Exercise details: Lift out each line of the data that holds "Armee".

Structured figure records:
################
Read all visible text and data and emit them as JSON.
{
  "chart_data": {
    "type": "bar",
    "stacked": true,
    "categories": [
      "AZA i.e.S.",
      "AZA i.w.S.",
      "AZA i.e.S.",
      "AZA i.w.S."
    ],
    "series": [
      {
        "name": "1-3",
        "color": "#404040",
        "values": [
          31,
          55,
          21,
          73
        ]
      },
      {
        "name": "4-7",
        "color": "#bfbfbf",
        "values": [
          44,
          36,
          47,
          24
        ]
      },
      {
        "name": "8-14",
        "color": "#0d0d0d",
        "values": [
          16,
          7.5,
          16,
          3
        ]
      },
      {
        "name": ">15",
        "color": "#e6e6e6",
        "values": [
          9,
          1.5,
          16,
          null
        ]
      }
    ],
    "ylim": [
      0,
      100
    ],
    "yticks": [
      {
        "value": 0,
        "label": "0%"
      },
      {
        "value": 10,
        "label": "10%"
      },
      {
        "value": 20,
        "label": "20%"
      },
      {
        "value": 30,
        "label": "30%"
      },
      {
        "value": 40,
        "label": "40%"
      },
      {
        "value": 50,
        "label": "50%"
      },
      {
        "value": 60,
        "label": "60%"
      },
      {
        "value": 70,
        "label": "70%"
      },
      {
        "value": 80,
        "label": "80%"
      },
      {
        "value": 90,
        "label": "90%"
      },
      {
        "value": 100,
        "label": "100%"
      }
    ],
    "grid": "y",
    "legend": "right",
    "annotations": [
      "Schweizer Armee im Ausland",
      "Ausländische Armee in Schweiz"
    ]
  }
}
################
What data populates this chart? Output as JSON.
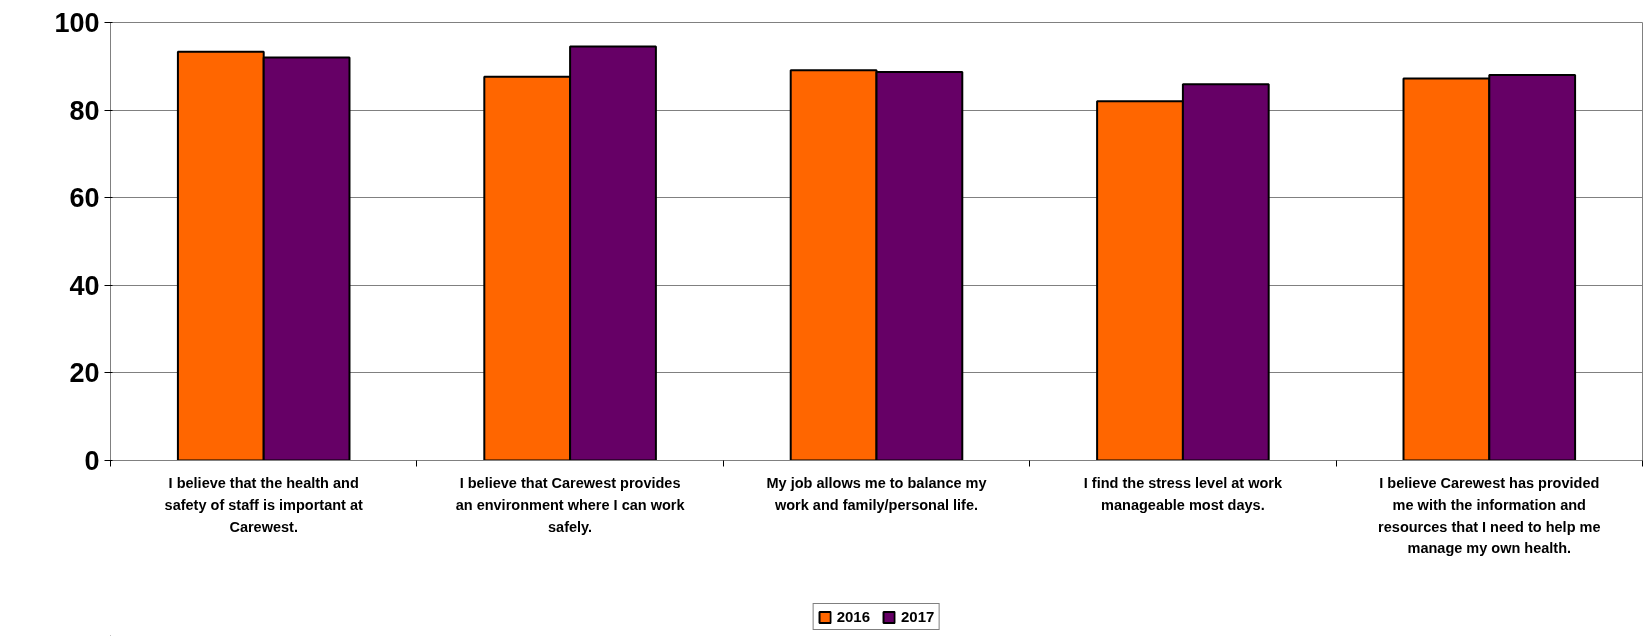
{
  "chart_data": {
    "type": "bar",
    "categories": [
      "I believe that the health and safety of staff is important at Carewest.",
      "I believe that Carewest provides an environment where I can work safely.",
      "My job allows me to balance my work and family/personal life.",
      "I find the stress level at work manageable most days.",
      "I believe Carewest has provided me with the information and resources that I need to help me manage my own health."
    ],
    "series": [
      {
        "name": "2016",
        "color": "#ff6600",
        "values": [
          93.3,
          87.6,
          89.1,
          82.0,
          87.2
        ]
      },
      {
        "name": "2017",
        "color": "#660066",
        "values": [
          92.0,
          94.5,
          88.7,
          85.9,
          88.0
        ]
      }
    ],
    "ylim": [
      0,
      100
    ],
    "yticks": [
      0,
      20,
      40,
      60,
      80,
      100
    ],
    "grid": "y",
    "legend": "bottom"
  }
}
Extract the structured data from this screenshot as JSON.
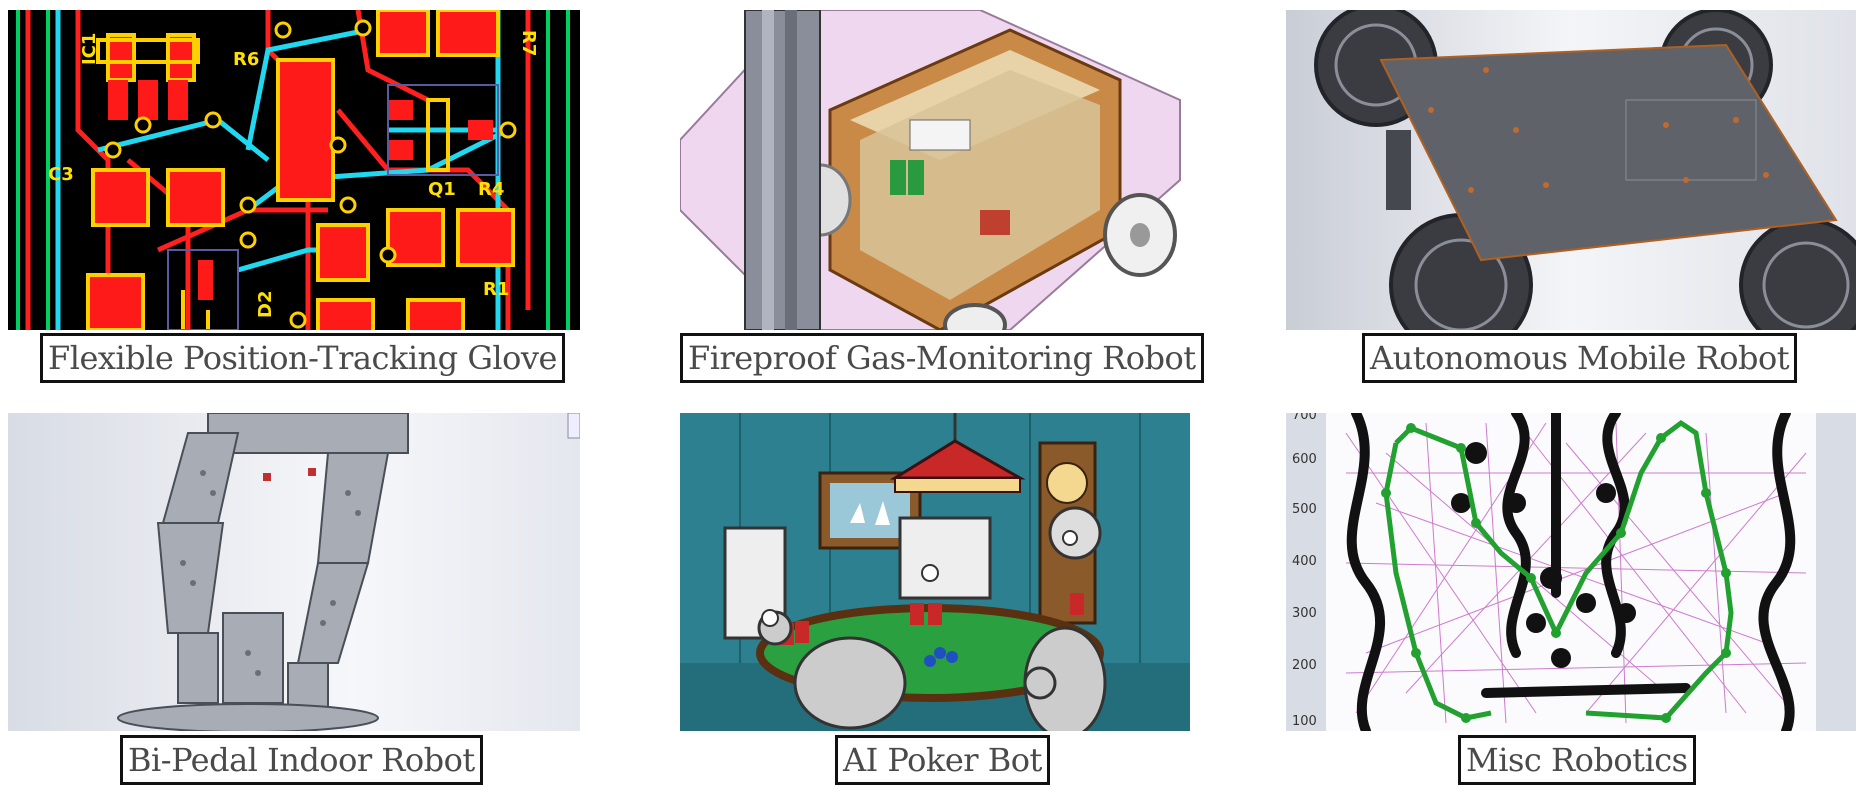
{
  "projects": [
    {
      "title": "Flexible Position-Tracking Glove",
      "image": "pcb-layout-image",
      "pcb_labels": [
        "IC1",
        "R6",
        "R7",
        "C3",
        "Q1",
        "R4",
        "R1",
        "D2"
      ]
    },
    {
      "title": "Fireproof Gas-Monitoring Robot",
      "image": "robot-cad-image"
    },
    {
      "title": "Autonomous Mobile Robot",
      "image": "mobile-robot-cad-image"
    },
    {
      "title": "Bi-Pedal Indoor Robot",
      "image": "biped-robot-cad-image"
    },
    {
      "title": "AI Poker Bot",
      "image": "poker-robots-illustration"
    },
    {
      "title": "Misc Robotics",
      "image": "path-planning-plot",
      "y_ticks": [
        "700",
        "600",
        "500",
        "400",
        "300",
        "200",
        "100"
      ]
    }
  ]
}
################
Solution to the problem:
      "Schweizer Armee im Ausland",
      "Ausländische Armee in Schweiz"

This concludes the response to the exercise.